### Instructions to follow
Without including any images, reproduce each entry exactly.

** Begin Dataset records **

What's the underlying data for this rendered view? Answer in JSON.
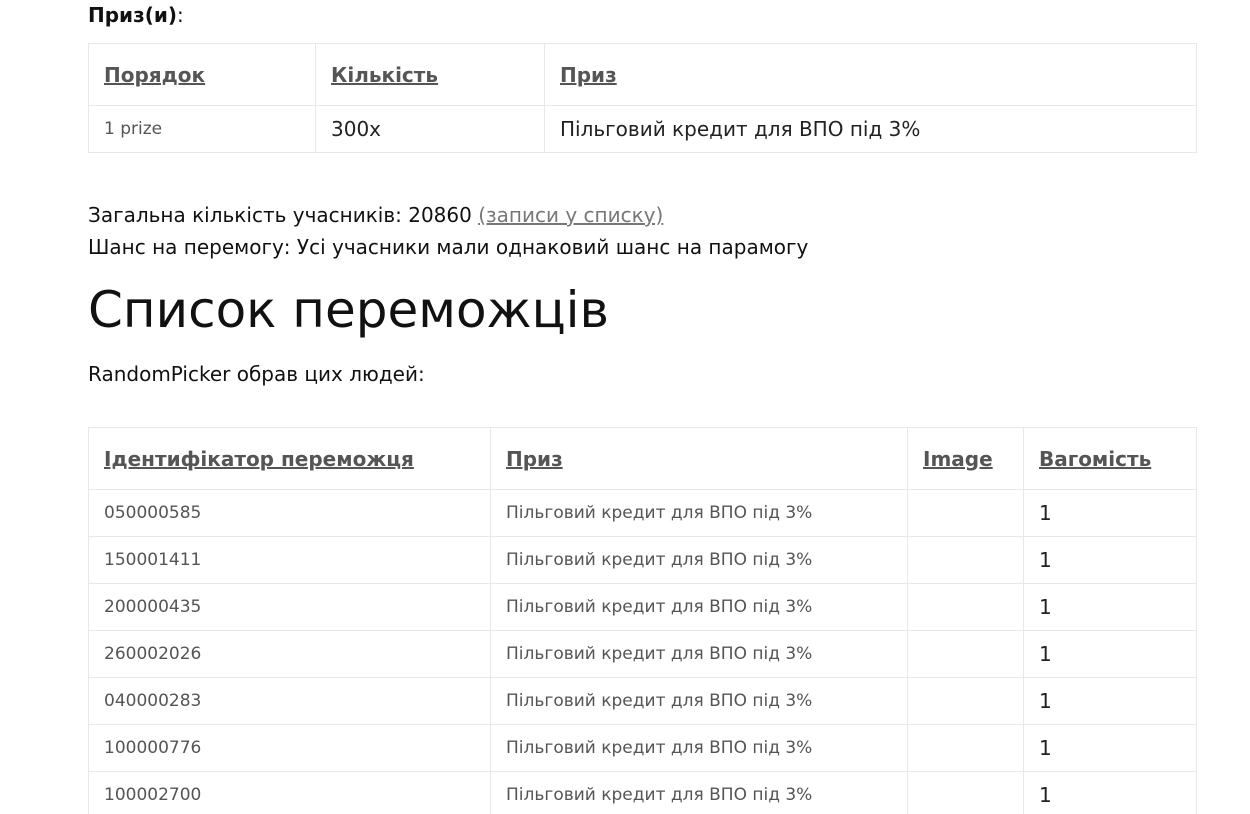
{
  "prizes_heading": "Приз(и)",
  "prizes_heading_suffix": ":",
  "prizes_table": {
    "headers": [
      "Порядок",
      "Кількість",
      "Приз"
    ],
    "rows": [
      {
        "order": "1 prize",
        "quantity": "300x",
        "prize": "Пільговий кредит для ВПО під 3%"
      }
    ]
  },
  "info": {
    "participants_label": "Загальна кількість учасників: 20860",
    "participants_link": "(записи у списку)",
    "chance_text": "Шанс на перемогу: Усі учасники мали однаковий шанс на парамогу"
  },
  "winners_title": "Список переможців",
  "winners_intro": "RandomPicker обрав цих людей:",
  "winners_table": {
    "headers": [
      "Ідентифікатор переможця",
      "Приз",
      "Image",
      "Вагомість"
    ],
    "rows": [
      {
        "id": "050000585",
        "prize": "Пільговий кредит для ВПО під 3%",
        "image": "",
        "weight": "1"
      },
      {
        "id": "150001411",
        "prize": "Пільговий кредит для ВПО під 3%",
        "image": "",
        "weight": "1"
      },
      {
        "id": "200000435",
        "prize": "Пільговий кредит для ВПО під 3%",
        "image": "",
        "weight": "1"
      },
      {
        "id": "260002026",
        "prize": "Пільговий кредит для ВПО під 3%",
        "image": "",
        "weight": "1"
      },
      {
        "id": "040000283",
        "prize": "Пільговий кредит для ВПО під 3%",
        "image": "",
        "weight": "1"
      },
      {
        "id": "100000776",
        "prize": "Пільговий кредит для ВПО під 3%",
        "image": "",
        "weight": "1"
      },
      {
        "id": "100002700",
        "prize": "Пільговий кредит для ВПО під 3%",
        "image": "",
        "weight": "1"
      }
    ]
  }
}
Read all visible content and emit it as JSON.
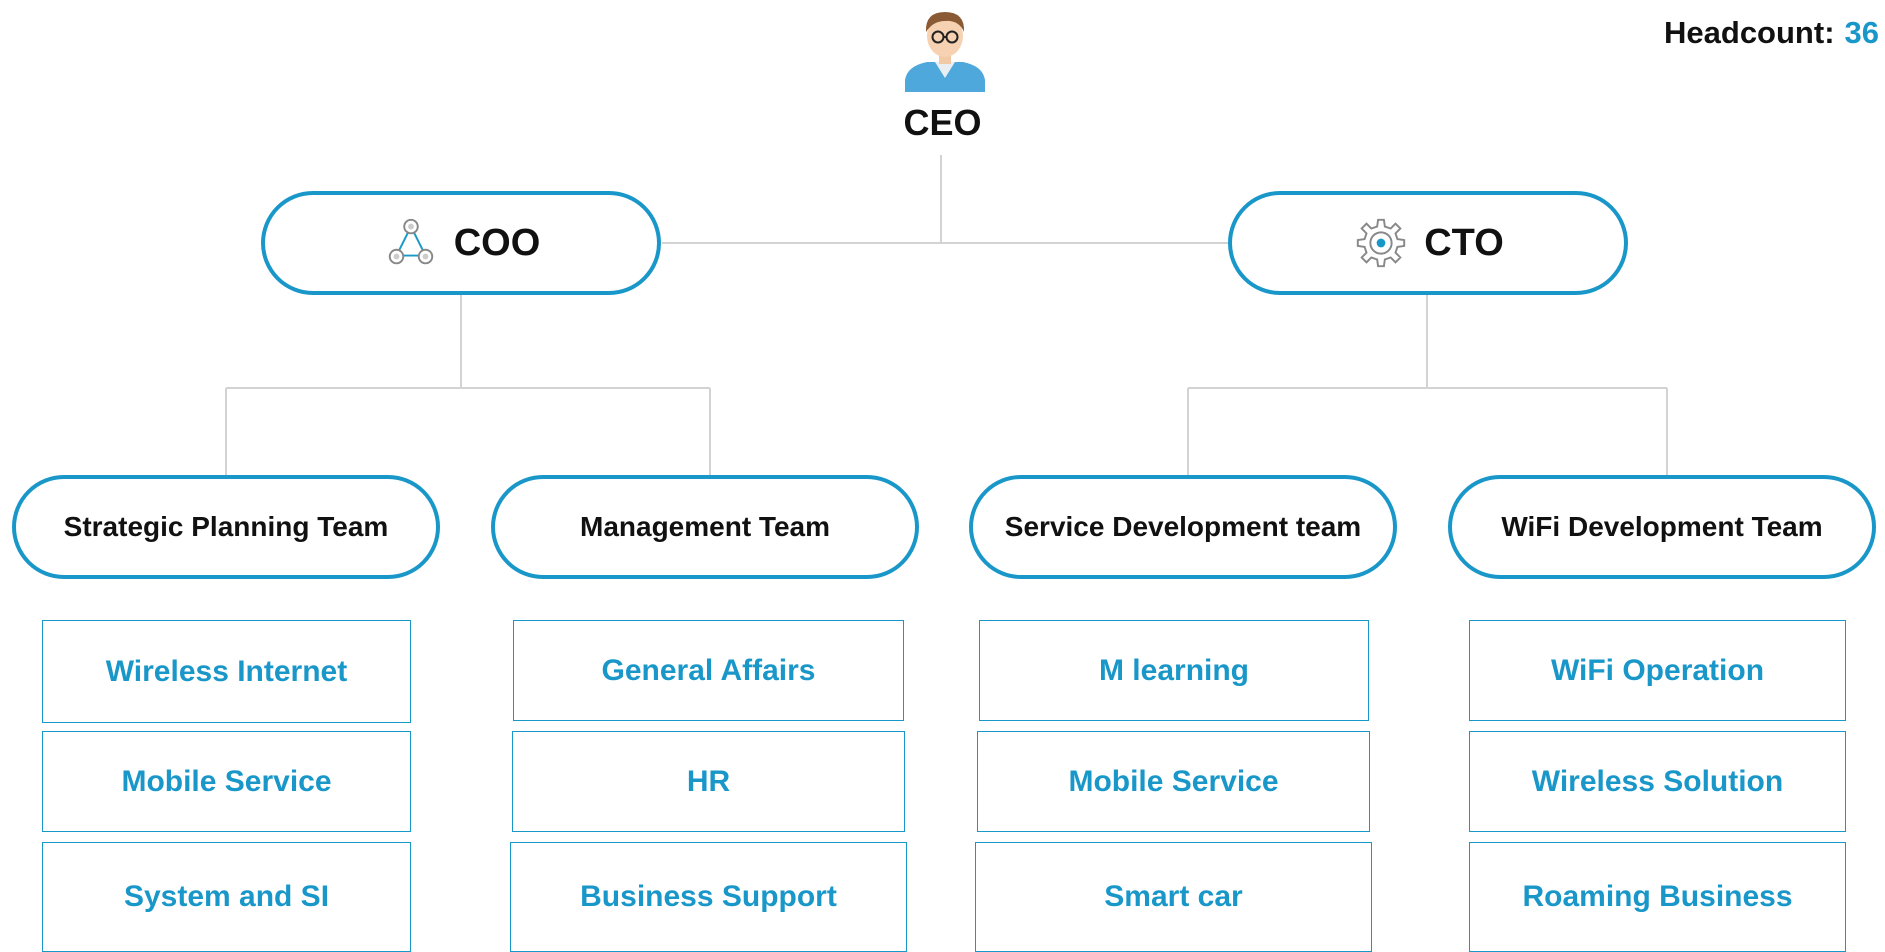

** End Dataset records **

### Output for this exercise
What's the underlying data for this rendered view? Answer in JSON.
{
  "prizes_heading": "Приз(и)",
  "prizes_heading_suffix": ":",
  "prizes_table": {
    "headers": [
      "Порядок",
      "Кількість",
      "Приз"
    ],
    "rows": [
      {
        "order": "1 prize",
        "quantity": "300x",
        "prize": "Пільговий кредит для ВПО під 3%"
      }
    ]
  },
  "info": {
    "participants_label": "Загальна кількість учасників: 20860",
    "participants_link": "(записи у списку)",
    "chance_text": "Шанс на перемогу: Усі учасники мали однаковий шанс на парамогу"
  },
  "winners_title": "Список переможців",
  "winners_intro": "RandomPicker обрав цих людей:",
  "winners_table": {
    "headers": [
      "Ідентифікатор переможця",
      "Приз",
      "Image",
      "Вагомість"
    ],
    "rows": [
      {
        "id": "050000585",
        "prize": "Пільговий кредит для ВПО під 3%",
        "image": "",
        "weight": "1"
      },
      {
        "id": "150001411",
        "prize": "Пільговий кредит для ВПО під 3%",
        "image": "",
        "weight": "1"
      },
      {
        "id": "200000435",
        "prize": "Пільговий кредит для ВПО під 3%",
        "image": "",
        "weight": "1"
      },
      {
        "id": "260002026",
        "prize": "Пільговий кредит для ВПО під 3%",
        "image": "",
        "weight": "1"
      },
      {
        "id": "040000283",
        "prize": "Пільговий кредит для ВПО під 3%",
        "image": "",
        "weight": "1"
      },
      {
        "id": "100000776",
        "prize": "Пільговий кредит для ВПО під 3%",
        "image": "",
        "weight": "1"
      },
      {
        "id": "100002700",
        "prize": "Пільговий кредит для ВПО під 3%",
        "image": "",
        "weight": "1"
      }
    ]
  }
}
Read all visible content and emit it as JSON.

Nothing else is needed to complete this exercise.